• _TASK STATEMENT_:
Copy out each line of the data holding "screenshot".

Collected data
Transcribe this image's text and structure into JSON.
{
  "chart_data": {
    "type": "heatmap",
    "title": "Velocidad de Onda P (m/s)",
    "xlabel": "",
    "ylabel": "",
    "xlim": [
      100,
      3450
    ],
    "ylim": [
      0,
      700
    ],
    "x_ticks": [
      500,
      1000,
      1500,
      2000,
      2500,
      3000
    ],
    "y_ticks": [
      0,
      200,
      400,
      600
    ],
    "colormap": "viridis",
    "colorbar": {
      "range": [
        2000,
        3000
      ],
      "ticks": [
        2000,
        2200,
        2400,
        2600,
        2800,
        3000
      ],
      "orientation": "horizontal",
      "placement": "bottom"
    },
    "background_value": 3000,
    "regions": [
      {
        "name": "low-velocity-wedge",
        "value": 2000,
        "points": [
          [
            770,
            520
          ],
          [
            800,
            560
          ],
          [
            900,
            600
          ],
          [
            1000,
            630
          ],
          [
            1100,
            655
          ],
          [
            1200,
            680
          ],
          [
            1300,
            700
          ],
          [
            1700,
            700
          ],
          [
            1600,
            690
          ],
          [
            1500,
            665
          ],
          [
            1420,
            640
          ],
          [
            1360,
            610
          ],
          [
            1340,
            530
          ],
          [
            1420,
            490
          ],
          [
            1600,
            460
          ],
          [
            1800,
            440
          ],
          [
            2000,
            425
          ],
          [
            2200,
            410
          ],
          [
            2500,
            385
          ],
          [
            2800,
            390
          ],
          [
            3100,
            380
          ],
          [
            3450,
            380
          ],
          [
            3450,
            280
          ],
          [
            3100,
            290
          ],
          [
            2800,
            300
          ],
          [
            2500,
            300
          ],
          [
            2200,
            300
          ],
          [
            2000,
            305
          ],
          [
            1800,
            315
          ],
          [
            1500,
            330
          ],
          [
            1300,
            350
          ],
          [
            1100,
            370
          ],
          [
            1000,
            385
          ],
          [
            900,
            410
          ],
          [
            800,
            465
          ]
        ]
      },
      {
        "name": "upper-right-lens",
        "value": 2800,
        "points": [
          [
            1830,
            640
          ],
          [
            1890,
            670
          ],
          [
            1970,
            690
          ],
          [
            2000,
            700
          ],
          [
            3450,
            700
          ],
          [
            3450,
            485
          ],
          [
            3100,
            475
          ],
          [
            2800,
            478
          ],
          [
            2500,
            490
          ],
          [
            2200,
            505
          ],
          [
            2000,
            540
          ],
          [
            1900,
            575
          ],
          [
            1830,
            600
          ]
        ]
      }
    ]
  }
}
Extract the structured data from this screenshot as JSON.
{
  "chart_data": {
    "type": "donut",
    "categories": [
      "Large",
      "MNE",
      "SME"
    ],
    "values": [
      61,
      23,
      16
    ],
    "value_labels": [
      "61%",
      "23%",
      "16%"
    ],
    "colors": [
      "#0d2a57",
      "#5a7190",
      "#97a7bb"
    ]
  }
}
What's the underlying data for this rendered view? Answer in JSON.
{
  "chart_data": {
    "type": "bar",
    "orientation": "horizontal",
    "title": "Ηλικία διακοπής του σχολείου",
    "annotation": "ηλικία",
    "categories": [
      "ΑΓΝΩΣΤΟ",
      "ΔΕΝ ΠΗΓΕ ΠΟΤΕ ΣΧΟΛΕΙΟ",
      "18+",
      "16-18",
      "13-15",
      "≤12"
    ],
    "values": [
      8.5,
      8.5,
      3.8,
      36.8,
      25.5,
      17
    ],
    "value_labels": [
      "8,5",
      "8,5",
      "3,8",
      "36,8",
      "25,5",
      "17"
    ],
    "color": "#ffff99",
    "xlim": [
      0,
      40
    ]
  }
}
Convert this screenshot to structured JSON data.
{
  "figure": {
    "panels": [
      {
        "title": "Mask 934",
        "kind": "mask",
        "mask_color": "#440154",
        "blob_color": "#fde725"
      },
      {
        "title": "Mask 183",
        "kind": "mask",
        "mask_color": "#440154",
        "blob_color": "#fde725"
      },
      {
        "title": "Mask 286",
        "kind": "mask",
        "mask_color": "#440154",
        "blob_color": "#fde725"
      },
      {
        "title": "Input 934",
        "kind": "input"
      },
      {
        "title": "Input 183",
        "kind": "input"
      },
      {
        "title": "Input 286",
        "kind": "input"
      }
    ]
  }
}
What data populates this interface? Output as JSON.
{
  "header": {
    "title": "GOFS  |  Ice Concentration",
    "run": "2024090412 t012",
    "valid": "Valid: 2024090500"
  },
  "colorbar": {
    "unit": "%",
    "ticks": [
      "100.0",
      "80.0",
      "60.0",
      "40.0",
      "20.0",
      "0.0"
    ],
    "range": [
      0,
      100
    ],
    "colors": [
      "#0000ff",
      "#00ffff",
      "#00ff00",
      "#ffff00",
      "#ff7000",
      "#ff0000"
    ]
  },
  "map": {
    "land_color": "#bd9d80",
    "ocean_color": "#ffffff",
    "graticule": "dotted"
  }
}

• _OUTPUT FOR THIS EXERCISE_:
Extract the structured data from this screenshot as JSON.
Convert this screenshot to structured JSON data.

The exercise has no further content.